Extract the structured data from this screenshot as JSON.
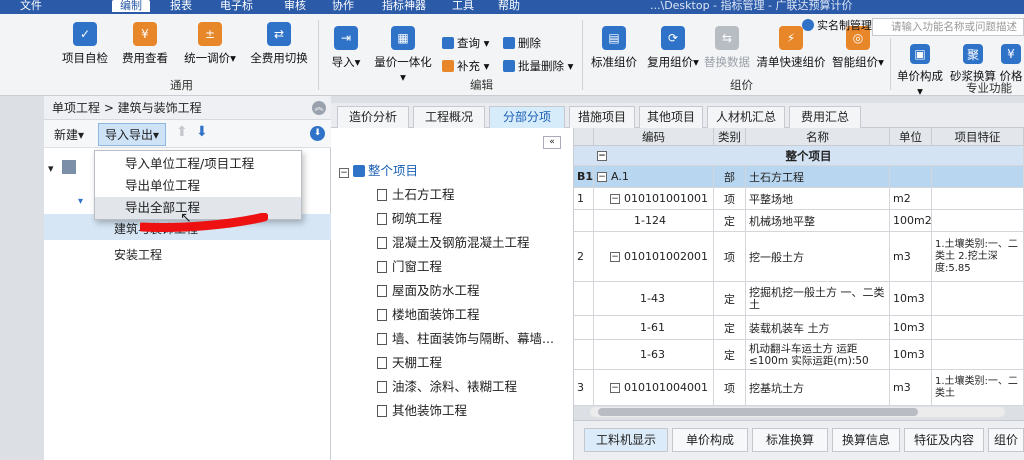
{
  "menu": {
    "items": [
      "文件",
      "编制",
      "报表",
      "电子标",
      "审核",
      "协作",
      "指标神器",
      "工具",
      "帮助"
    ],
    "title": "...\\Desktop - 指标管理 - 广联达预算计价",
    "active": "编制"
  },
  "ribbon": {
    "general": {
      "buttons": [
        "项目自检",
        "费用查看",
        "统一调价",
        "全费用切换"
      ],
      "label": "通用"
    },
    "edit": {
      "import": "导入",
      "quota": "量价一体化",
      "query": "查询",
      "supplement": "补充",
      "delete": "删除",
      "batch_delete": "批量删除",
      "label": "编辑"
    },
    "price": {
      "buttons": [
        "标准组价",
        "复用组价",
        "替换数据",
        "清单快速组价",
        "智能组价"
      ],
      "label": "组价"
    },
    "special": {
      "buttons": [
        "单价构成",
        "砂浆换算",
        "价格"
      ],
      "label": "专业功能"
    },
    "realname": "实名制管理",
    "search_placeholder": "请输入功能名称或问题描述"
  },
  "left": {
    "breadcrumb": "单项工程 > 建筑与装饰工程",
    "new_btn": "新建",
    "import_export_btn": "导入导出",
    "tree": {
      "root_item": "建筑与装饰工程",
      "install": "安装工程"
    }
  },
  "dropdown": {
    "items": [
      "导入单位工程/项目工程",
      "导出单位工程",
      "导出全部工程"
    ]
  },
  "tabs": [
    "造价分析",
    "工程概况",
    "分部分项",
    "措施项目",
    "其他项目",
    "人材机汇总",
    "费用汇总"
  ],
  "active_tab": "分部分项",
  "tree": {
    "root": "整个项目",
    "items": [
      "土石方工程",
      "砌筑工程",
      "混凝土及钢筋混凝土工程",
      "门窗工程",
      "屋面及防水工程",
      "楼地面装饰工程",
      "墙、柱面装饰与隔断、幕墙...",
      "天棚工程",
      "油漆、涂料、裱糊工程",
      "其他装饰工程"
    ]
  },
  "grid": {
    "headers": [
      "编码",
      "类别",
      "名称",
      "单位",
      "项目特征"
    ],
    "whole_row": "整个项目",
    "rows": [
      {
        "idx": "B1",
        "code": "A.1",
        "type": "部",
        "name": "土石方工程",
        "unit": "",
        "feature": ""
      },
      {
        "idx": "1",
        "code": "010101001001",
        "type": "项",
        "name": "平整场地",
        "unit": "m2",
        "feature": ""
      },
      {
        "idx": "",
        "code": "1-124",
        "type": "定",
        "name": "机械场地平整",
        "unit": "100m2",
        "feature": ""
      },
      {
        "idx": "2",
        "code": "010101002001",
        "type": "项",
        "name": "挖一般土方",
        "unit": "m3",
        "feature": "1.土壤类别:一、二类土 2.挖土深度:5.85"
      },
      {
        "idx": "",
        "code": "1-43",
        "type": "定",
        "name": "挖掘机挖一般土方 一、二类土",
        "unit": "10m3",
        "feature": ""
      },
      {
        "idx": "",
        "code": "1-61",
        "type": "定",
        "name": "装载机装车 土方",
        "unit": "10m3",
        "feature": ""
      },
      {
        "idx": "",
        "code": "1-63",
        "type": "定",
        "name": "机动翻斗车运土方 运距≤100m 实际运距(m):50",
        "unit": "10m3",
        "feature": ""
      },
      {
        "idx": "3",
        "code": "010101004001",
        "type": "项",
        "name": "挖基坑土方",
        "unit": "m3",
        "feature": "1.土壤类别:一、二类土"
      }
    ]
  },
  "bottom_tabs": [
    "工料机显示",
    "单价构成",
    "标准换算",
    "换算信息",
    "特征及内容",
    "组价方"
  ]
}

Problem to work on:
The word "土壤类别" may occur in lines of the records. Report how many such lines there are, giving only the number.

Reply to the exercise:
2